Given records:
══════════

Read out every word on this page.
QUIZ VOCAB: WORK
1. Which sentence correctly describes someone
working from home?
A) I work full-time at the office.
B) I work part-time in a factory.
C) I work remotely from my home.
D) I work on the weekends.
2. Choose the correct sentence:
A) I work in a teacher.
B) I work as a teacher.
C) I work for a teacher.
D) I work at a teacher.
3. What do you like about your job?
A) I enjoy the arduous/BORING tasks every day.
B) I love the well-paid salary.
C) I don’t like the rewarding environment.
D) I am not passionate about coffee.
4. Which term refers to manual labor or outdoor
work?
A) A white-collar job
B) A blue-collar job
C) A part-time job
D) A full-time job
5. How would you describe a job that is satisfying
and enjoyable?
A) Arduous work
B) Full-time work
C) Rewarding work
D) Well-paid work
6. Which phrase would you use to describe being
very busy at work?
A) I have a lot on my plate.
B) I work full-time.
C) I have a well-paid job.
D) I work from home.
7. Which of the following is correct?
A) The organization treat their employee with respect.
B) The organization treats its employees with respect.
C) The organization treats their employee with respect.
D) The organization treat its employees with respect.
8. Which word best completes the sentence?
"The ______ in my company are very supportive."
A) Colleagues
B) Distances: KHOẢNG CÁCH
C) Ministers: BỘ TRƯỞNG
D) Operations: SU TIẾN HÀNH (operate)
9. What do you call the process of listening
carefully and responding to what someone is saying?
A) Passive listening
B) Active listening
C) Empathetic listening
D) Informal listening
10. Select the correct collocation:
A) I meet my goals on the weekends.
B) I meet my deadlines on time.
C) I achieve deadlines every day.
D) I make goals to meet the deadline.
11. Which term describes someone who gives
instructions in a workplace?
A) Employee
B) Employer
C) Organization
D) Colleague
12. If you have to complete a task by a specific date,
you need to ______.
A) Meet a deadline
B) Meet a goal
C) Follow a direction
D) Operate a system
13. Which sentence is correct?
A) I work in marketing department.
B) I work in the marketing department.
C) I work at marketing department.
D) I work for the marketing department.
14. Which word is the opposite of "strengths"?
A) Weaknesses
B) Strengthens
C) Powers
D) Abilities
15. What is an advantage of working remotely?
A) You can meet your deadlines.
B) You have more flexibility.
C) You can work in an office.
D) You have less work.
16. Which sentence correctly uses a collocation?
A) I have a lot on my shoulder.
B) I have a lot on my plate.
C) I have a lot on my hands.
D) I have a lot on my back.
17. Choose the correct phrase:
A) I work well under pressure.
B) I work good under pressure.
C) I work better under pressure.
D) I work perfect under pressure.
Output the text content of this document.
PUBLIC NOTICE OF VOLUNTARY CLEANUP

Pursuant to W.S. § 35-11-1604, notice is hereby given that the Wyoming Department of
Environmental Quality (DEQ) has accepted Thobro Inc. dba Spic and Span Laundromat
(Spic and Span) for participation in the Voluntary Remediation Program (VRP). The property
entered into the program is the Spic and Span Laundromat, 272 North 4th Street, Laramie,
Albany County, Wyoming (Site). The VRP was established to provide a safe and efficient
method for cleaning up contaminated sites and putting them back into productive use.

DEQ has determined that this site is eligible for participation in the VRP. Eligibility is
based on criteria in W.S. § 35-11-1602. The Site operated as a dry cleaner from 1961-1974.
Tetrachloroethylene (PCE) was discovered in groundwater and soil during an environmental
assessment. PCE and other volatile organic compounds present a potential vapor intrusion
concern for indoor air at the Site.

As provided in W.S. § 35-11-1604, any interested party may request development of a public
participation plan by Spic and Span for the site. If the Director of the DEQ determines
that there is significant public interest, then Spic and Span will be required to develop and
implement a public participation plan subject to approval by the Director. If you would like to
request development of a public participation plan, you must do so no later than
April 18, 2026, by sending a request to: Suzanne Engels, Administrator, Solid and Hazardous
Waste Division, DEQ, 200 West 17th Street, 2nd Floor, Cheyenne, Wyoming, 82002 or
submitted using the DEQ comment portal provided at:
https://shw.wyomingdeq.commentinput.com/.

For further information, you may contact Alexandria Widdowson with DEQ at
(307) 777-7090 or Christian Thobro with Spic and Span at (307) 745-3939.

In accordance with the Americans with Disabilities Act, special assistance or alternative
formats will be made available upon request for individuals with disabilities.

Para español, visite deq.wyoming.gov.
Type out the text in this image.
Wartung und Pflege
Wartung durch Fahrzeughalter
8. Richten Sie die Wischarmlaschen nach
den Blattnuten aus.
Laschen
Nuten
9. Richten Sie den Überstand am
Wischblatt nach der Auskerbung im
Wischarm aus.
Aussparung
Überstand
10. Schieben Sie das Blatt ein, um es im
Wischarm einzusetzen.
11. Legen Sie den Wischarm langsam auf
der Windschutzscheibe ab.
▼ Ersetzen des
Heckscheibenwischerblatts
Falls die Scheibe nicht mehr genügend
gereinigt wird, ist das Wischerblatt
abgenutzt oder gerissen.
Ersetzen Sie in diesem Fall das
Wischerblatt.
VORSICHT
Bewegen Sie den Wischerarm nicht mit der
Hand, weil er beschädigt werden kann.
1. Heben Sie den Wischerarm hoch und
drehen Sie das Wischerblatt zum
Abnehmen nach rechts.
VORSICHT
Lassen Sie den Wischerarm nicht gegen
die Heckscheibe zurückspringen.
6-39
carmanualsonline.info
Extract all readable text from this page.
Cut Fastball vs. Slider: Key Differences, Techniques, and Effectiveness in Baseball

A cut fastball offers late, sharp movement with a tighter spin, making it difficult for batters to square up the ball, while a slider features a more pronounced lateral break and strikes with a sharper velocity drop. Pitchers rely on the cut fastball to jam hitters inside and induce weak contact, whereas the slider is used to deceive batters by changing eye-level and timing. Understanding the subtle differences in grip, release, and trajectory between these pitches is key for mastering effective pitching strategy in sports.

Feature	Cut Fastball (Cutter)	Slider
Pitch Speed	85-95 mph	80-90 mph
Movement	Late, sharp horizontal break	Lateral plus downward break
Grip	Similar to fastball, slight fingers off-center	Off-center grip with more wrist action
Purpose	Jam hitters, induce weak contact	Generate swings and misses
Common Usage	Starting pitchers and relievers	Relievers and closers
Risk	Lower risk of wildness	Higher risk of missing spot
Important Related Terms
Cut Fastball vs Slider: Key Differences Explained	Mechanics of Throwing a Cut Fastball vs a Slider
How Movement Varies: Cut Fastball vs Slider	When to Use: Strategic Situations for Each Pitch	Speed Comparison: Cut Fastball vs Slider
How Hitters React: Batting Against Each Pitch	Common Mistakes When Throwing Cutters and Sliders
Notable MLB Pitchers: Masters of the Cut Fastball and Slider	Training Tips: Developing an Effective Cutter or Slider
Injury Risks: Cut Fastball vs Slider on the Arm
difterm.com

══════════

Description of the task: From the data above, show each line that contains "someone".

Response:
1. Which sentence correctly describes someone
carefully and responding to what someone is saying?
11. Which term describes someone who gives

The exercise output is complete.